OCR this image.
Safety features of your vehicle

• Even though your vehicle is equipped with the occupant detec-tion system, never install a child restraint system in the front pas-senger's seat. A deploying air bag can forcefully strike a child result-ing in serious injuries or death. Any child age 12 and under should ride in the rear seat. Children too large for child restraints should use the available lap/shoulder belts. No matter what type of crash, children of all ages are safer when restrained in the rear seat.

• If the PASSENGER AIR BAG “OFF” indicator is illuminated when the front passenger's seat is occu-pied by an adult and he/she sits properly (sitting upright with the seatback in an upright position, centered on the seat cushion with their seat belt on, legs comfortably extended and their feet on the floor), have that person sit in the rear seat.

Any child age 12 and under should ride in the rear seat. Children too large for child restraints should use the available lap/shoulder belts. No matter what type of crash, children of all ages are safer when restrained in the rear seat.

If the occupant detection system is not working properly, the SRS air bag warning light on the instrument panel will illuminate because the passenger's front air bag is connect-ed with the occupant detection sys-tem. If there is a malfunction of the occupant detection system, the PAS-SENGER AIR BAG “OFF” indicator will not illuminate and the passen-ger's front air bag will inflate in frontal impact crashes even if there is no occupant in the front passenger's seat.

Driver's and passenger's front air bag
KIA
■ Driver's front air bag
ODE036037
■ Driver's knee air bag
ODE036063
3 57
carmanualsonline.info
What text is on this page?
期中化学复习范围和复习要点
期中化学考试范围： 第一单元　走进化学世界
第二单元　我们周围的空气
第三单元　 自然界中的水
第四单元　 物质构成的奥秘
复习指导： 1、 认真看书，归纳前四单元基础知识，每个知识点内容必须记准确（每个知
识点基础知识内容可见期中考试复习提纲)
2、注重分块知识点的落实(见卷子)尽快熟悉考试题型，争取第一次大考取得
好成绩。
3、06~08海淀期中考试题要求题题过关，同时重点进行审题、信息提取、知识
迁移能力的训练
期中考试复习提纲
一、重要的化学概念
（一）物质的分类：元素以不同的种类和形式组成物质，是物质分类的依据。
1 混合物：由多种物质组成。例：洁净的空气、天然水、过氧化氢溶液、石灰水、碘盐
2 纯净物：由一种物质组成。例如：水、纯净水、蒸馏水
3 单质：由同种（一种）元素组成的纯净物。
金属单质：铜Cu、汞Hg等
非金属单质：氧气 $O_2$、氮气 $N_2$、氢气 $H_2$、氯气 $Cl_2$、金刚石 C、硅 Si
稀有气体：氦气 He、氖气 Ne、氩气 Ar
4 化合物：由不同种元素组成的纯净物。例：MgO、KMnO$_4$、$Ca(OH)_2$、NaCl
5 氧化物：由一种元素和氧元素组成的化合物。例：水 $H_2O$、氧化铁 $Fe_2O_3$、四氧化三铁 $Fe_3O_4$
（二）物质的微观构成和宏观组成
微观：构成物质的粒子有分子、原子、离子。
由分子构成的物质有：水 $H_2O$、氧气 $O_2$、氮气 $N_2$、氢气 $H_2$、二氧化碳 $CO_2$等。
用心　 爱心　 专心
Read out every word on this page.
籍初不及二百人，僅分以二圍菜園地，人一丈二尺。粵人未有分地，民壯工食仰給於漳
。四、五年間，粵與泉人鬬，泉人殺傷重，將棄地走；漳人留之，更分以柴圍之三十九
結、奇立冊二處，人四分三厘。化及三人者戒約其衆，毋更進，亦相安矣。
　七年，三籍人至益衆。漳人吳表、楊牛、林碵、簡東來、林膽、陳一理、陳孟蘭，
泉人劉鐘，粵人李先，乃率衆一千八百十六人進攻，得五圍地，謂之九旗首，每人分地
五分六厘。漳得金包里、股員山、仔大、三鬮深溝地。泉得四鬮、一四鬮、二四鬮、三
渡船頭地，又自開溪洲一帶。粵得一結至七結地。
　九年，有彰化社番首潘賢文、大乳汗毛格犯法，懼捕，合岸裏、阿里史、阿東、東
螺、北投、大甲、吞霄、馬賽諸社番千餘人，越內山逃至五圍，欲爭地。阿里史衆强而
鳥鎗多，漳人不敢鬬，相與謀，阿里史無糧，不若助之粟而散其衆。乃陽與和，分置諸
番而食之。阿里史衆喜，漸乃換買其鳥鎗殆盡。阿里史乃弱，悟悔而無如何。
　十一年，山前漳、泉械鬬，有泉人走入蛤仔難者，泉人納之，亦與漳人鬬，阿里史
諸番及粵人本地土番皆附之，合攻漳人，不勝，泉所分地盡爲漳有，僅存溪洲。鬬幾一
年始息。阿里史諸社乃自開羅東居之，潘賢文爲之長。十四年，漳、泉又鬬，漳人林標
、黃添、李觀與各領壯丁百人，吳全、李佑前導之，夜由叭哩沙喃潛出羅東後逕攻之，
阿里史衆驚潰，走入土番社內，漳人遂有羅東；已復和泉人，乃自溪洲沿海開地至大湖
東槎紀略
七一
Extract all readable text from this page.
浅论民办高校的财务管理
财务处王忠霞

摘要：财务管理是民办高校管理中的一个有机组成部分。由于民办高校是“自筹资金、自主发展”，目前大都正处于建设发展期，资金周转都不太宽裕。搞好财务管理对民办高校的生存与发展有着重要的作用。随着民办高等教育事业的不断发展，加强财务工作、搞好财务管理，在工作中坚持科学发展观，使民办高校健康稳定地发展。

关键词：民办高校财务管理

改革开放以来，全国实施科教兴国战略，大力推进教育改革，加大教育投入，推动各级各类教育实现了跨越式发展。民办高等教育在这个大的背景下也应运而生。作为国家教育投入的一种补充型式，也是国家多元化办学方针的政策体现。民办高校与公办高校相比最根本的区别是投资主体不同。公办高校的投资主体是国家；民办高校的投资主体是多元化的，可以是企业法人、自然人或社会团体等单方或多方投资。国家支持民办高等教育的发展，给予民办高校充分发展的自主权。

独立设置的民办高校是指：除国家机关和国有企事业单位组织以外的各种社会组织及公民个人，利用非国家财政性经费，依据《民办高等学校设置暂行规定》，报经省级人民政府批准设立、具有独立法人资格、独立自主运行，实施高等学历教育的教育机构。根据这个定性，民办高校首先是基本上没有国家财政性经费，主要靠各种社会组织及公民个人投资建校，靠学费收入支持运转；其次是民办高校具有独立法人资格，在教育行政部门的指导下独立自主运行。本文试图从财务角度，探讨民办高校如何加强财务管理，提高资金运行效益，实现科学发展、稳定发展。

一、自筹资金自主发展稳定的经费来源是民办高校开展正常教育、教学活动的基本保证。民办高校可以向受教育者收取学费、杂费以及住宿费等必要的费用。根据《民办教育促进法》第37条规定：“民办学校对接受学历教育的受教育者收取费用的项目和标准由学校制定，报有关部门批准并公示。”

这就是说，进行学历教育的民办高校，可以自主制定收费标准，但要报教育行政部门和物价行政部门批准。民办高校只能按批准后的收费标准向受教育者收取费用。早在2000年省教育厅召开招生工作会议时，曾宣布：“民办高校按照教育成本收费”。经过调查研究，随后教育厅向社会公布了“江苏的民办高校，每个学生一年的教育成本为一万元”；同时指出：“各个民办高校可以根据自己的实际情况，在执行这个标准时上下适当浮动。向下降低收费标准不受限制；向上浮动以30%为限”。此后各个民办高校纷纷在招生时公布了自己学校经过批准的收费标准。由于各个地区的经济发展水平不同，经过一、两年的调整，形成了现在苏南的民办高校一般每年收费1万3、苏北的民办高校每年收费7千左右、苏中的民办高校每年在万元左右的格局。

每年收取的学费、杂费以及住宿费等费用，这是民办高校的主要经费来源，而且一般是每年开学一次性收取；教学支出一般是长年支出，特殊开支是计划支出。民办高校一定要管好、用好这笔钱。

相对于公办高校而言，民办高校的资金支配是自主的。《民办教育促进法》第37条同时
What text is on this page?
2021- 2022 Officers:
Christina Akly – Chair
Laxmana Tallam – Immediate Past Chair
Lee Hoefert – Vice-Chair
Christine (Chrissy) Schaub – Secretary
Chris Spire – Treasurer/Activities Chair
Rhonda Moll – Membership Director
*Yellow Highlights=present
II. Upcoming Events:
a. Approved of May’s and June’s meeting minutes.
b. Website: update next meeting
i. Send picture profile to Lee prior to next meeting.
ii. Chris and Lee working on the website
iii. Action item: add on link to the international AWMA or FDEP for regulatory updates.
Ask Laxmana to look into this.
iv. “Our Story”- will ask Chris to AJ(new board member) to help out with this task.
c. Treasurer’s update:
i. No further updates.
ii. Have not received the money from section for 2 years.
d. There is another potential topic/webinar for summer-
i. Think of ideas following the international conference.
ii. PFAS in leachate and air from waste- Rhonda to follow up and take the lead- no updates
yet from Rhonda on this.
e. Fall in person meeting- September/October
☆ ☆ ☆ ☆ ☆
§ Exercise goal
Return the number of lines that include the word "meeting", and nothing else.

§ Expected answer
4